Task brief: Pictures stay out of your copy, but everything else in the records below must be repeated exactly.

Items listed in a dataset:
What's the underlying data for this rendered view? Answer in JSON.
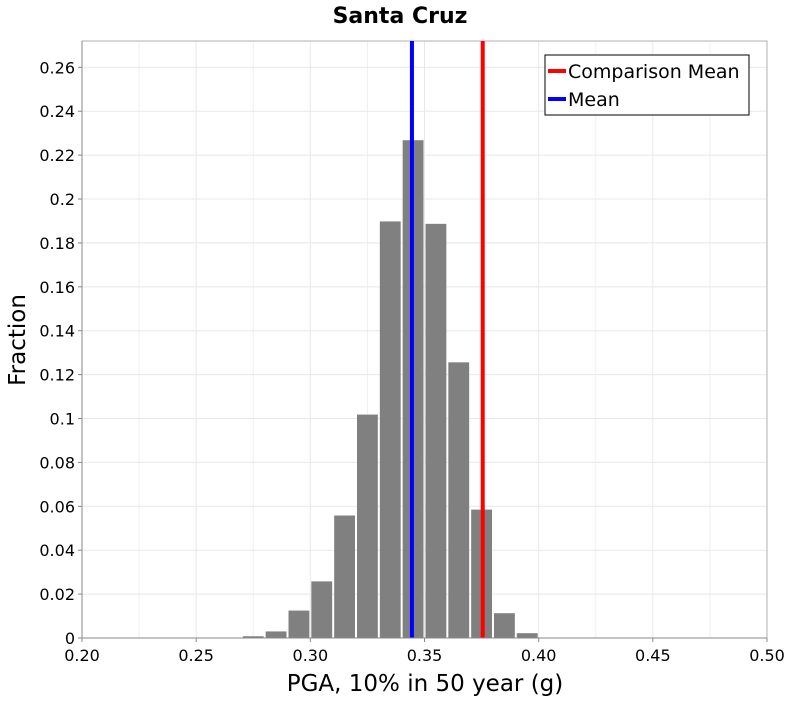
{
  "chart_data": {
    "type": "bar",
    "title": "Santa Cruz",
    "xlabel": "PGA, 10% in 50 year (g)",
    "ylabel": "Fraction",
    "xlim": [
      0.2,
      0.5
    ],
    "ylim": [
      0,
      0.272
    ],
    "bin_width": 0.01,
    "grid": true,
    "x_ticks": [
      {
        "value": 0.2,
        "label": "0.20"
      },
      {
        "value": 0.25,
        "label": "0.25"
      },
      {
        "value": 0.3,
        "label": "0.30"
      },
      {
        "value": 0.35,
        "label": "0.35"
      },
      {
        "value": 0.4,
        "label": "0.40"
      },
      {
        "value": 0.45,
        "label": "0.45"
      },
      {
        "value": 0.5,
        "label": "0.50"
      }
    ],
    "y_ticks": [
      {
        "value": 0,
        "label": "0"
      },
      {
        "value": 0.02,
        "label": "0.02"
      },
      {
        "value": 0.04,
        "label": "0.04"
      },
      {
        "value": 0.06,
        "label": "0.06"
      },
      {
        "value": 0.08,
        "label": "0.08"
      },
      {
        "value": 0.1,
        "label": "0.1"
      },
      {
        "value": 0.12,
        "label": "0.12"
      },
      {
        "value": 0.14,
        "label": "0.14"
      },
      {
        "value": 0.16,
        "label": "0.16"
      },
      {
        "value": 0.18,
        "label": "0.18"
      },
      {
        "value": 0.2,
        "label": "0.2"
      },
      {
        "value": 0.22,
        "label": "0.22"
      },
      {
        "value": 0.24,
        "label": "0.24"
      },
      {
        "value": 0.26,
        "label": "0.26"
      }
    ],
    "bins": [
      {
        "x": 0.275,
        "value": 0.0008
      },
      {
        "x": 0.285,
        "value": 0.003
      },
      {
        "x": 0.295,
        "value": 0.0125
      },
      {
        "x": 0.305,
        "value": 0.0258
      },
      {
        "x": 0.315,
        "value": 0.0558
      },
      {
        "x": 0.325,
        "value": 0.1018
      },
      {
        "x": 0.335,
        "value": 0.1898
      },
      {
        "x": 0.345,
        "value": 0.2268
      },
      {
        "x": 0.355,
        "value": 0.1887
      },
      {
        "x": 0.365,
        "value": 0.1256
      },
      {
        "x": 0.375,
        "value": 0.0585
      },
      {
        "x": 0.385,
        "value": 0.0113
      },
      {
        "x": 0.395,
        "value": 0.0022
      }
    ],
    "bar_color": "#808080",
    "reference_lines": [
      {
        "name": "Comparison Mean",
        "x": 0.3755,
        "color": "#ff0000"
      },
      {
        "name": "Mean",
        "x": 0.3445,
        "color": "#0000ff"
      }
    ],
    "legend_position": "top-right"
  }
}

Reply to the exercise:
What's the underlying data for this rendered view? Answer in JSON.
{
  "chart_data": {
    "type": "bar",
    "title": "Santa Cruz",
    "xlabel": "PGA, 10% in 50 year (g)",
    "ylabel": "Fraction",
    "xlim": [
      0.2,
      0.5
    ],
    "ylim": [
      0,
      0.272
    ],
    "bin_width": 0.01,
    "grid": true,
    "x_ticks": [
      {
        "value": 0.2,
        "label": "0.20"
      },
      {
        "value": 0.25,
        "label": "0.25"
      },
      {
        "value": 0.3,
        "label": "0.30"
      },
      {
        "value": 0.35,
        "label": "0.35"
      },
      {
        "value": 0.4,
        "label": "0.40"
      },
      {
        "value": 0.45,
        "label": "0.45"
      },
      {
        "value": 0.5,
        "label": "0.50"
      }
    ],
    "y_ticks": [
      {
        "value": 0,
        "label": "0"
      },
      {
        "value": 0.02,
        "label": "0.02"
      },
      {
        "value": 0.04,
        "label": "0.04"
      },
      {
        "value": 0.06,
        "label": "0.06"
      },
      {
        "value": 0.08,
        "label": "0.08"
      },
      {
        "value": 0.1,
        "label": "0.1"
      },
      {
        "value": 0.12,
        "label": "0.12"
      },
      {
        "value": 0.14,
        "label": "0.14"
      },
      {
        "value": 0.16,
        "label": "0.16"
      },
      {
        "value": 0.18,
        "label": "0.18"
      },
      {
        "value": 0.2,
        "label": "0.2"
      },
      {
        "value": 0.22,
        "label": "0.22"
      },
      {
        "value": 0.24,
        "label": "0.24"
      },
      {
        "value": 0.26,
        "label": "0.26"
      }
    ],
    "bins": [
      {
        "x": 0.275,
        "value": 0.0008
      },
      {
        "x": 0.285,
        "value": 0.003
      },
      {
        "x": 0.295,
        "value": 0.0125
      },
      {
        "x": 0.305,
        "value": 0.0258
      },
      {
        "x": 0.315,
        "value": 0.0558
      },
      {
        "x": 0.325,
        "value": 0.1018
      },
      {
        "x": 0.335,
        "value": 0.1898
      },
      {
        "x": 0.345,
        "value": 0.2268
      },
      {
        "x": 0.355,
        "value": 0.1887
      },
      {
        "x": 0.365,
        "value": 0.1256
      },
      {
        "x": 0.375,
        "value": 0.0585
      },
      {
        "x": 0.385,
        "value": 0.0113
      },
      {
        "x": 0.395,
        "value": 0.0022
      }
    ],
    "bar_color": "#808080",
    "reference_lines": [
      {
        "name": "Comparison Mean",
        "x": 0.3755,
        "color": "#ff0000"
      },
      {
        "name": "Mean",
        "x": 0.3445,
        "color": "#0000ff"
      }
    ],
    "legend_position": "top-right"
  }
}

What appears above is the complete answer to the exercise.